### WHAT IS ASKED
Output all lines exactly, with nothing added or dropped.

### STORED RECORDS
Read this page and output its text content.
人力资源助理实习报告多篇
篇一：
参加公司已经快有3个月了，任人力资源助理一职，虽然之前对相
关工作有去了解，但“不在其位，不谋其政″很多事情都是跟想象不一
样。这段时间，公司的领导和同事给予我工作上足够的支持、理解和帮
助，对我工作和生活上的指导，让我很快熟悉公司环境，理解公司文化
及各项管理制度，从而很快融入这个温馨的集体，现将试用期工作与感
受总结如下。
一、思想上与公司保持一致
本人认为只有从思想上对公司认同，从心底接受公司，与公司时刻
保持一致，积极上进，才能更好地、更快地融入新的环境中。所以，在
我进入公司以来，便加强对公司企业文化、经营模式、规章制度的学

### ANSWER TO THIS PROBLEM
Read this page and output its text content.
人力资源助理实习报告多篇
篇一：
参加公司已经快有3个月了，任人力资源助理一职，虽然之前对相
关工作有去了解，但“不在其位，不谋其政″很多事情都是跟想象不一
样。这段时间，公司的领导和同事给予我工作上足够的支持、理解和帮
助，对我工作和生活上的指导，让我很快熟悉公司环境，理解公司文化
及各项管理制度，从而很快融入这个温馨的集体，现将试用期工作与感
受总结如下。
一、思想上与公司保持一致
本人认为只有从思想上对公司认同，从心底接受公司，与公司时刻
保持一致，积极上进，才能更好地、更快地融入新的环境中。所以，在
我进入公司以来，便加强对公司企业文化、经营模式、规章制度的学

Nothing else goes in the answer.